**Stated exercise:** Write the data out again exactly, dropping any images it holds.

**Data provided:**
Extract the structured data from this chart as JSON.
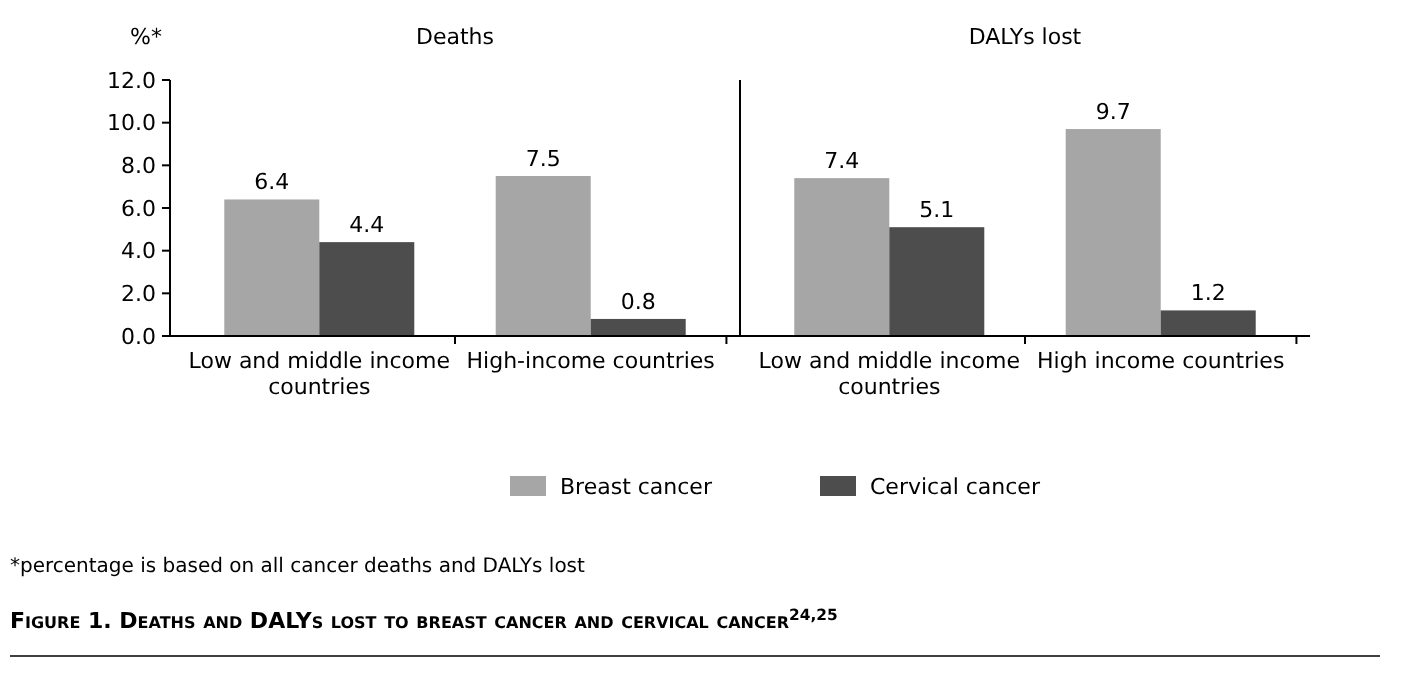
{
  "chart_data": [
    {
      "type": "bar",
      "title": "Deaths",
      "ylabel": "%*",
      "categories": [
        "Low and middle income countries",
        "High-income countries"
      ],
      "series": [
        {
          "name": "Breast cancer",
          "color": "#a6a6a6",
          "values": [
            6.4,
            7.5
          ]
        },
        {
          "name": "Cervical cancer",
          "color": "#4d4d4d",
          "values": [
            4.4,
            0.8
          ]
        }
      ],
      "ylim": [
        0,
        12
      ],
      "yticks": [
        {
          "value": 0,
          "label": "0.0"
        },
        {
          "value": 2,
          "label": "2.0"
        },
        {
          "value": 4,
          "label": "4.0"
        },
        {
          "value": 6,
          "label": "6.0"
        },
        {
          "value": 8,
          "label": "8.0"
        },
        {
          "value": 10,
          "label": "10.0"
        },
        {
          "value": 12,
          "label": "12.0"
        }
      ],
      "data_labels": true,
      "legend": "bottom",
      "grid": false,
      "annotations": [
        "*percentage is based on all cancer deaths and DALYs lost",
        "Figure 1. Deaths and DALYs lost to breast cancer and cervical cancer$^{24,25}$"
      ]
    },
    {
      "type": "bar",
      "title": "DALYs lost",
      "categories": [
        "Low and middle income countries",
        "High income countries"
      ],
      "series": [
        {
          "color": "#a6a6a6",
          "values": [
            7.4,
            9.7
          ]
        },
        {
          "color": "#4d4d4d",
          "values": [
            5.1,
            1.2
          ]
        }
      ],
      "ylim": [
        0,
        12
      ],
      "tick_labels": "x",
      "data_labels": true,
      "grid": false
    }
  ]
}
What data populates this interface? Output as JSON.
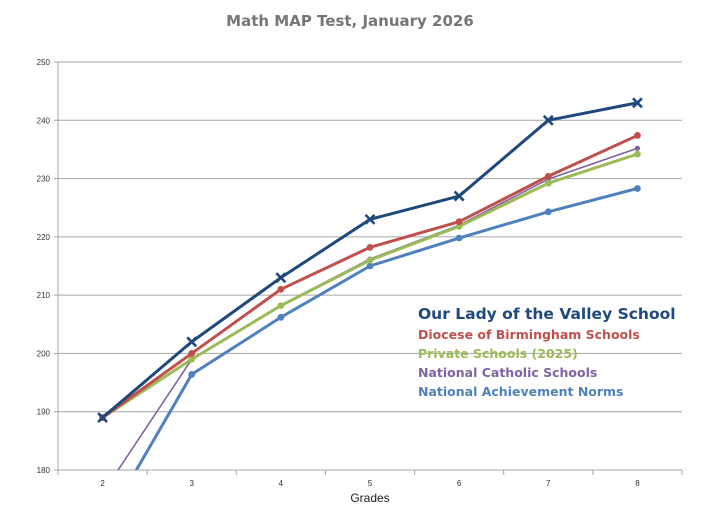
{
  "chart_data": {
    "type": "line",
    "title": "Math MAP Test, January 2026",
    "xlabel": "Grades",
    "ylabel": "",
    "categories": [
      "2",
      "3",
      "4",
      "5",
      "6",
      "7",
      "8"
    ],
    "ylim": [
      180,
      250
    ],
    "yticks": [
      180,
      190,
      200,
      210,
      220,
      230,
      240,
      250
    ],
    "grid": true,
    "legend_placement": "center-right (inside plot, text-only colored labels)",
    "series": [
      {
        "name": "Our Lady of the Valley School",
        "color": "#1F497D",
        "marker": "x",
        "width": 3,
        "values": [
          189,
          202,
          213,
          223,
          227,
          240,
          243
        ]
      },
      {
        "name": "Diocese of Birmingham Schools",
        "color": "#C0504D",
        "marker": "circle",
        "width": 3,
        "values": [
          189,
          200,
          211,
          218.2,
          222.6,
          230.4,
          237.4
        ]
      },
      {
        "name": "Private Schools (2025)",
        "color": "#9BBB59",
        "marker": "circle",
        "width": 3,
        "values": [
          189,
          199,
          208.2,
          216,
          221.8,
          229.2,
          234.2
        ]
      },
      {
        "name": "National Catholic Schools",
        "color": "#8064A2",
        "marker": "circle",
        "width": 1.6,
        "values": [
          176,
          199,
          208.3,
          216.2,
          222,
          229.9,
          235.2
        ]
      },
      {
        "name": "National Achievement Norms",
        "color": "#4F81BD",
        "marker": "circle",
        "width": 3,
        "values": [
          170,
          196.4,
          206.2,
          215,
          219.8,
          224.3,
          228.3
        ]
      }
    ]
  }
}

**Exercise answer:**
Extract the structured data from this chart as JSON.
{
  "chart_data": [
    {
      "type": "bar",
      "title": "Deaths",
      "ylabel": "%*",
      "categories": [
        "Low and middle income countries",
        "High-income countries"
      ],
      "series": [
        {
          "name": "Breast cancer",
          "color": "#a6a6a6",
          "values": [
            6.4,
            7.5
          ]
        },
        {
          "name": "Cervical cancer",
          "color": "#4d4d4d",
          "values": [
            4.4,
            0.8
          ]
        }
      ],
      "ylim": [
        0,
        12
      ],
      "yticks": [
        {
          "value": 0,
          "label": "0.0"
        },
        {
          "value": 2,
          "label": "2.0"
        },
        {
          "value": 4,
          "label": "4.0"
        },
        {
          "value": 6,
          "label": "6.0"
        },
        {
          "value": 8,
          "label": "8.0"
        },
        {
          "value": 10,
          "label": "10.0"
        },
        {
          "value": 12,
          "label": "12.0"
        }
      ],
      "data_labels": true,
      "legend": "bottom",
      "grid": false,
      "annotations": [
        "*percentage is based on all cancer deaths and DALYs lost",
        "Figure 1. Deaths and DALYs lost to breast cancer and cervical cancer$^{24,25}$"
      ]
    },
    {
      "type": "bar",
      "title": "DALYs lost",
      "categories": [
        "Low and middle income countries",
        "High income countries"
      ],
      "series": [
        {
          "color": "#a6a6a6",
          "values": [
            7.4,
            9.7
          ]
        },
        {
          "color": "#4d4d4d",
          "values": [
            5.1,
            1.2
          ]
        }
      ],
      "ylim": [
        0,
        12
      ],
      "tick_labels": "x",
      "data_labels": true,
      "grid": false
    }
  ]
}
What data populates this interface? Output as JSON.
{
  "chart_data": {
    "type": "line",
    "title": "Math MAP Test, January 2026",
    "xlabel": "Grades",
    "ylabel": "",
    "categories": [
      "2",
      "3",
      "4",
      "5",
      "6",
      "7",
      "8"
    ],
    "ylim": [
      180,
      250
    ],
    "yticks": [
      180,
      190,
      200,
      210,
      220,
      230,
      240,
      250
    ],
    "grid": true,
    "legend_placement": "center-right (inside plot, text-only colored labels)",
    "series": [
      {
        "name": "Our Lady of the Valley School",
        "color": "#1F497D",
        "marker": "x",
        "width": 3,
        "values": [
          189,
          202,
          213,
          223,
          227,
          240,
          243
        ]
      },
      {
        "name": "Diocese of Birmingham Schools",
        "color": "#C0504D",
        "marker": "circle",
        "width": 3,
        "values": [
          189,
          200,
          211,
          218.2,
          222.6,
          230.4,
          237.4
        ]
      },
      {
        "name": "Private Schools (2025)",
        "color": "#9BBB59",
        "marker": "circle",
        "width": 3,
        "values": [
          189,
          199,
          208.2,
          216,
          221.8,
          229.2,
          234.2
        ]
      },
      {
        "name": "National Catholic Schools",
        "color": "#8064A2",
        "marker": "circle",
        "width": 1.6,
        "values": [
          176,
          199,
          208.3,
          216.2,
          222,
          229.9,
          235.2
        ]
      },
      {
        "name": "National Achievement Norms",
        "color": "#4F81BD",
        "marker": "circle",
        "width": 3,
        "values": [
          170,
          196.4,
          206.2,
          215,
          219.8,
          224.3,
          228.3
        ]
      }
    ]
  }
}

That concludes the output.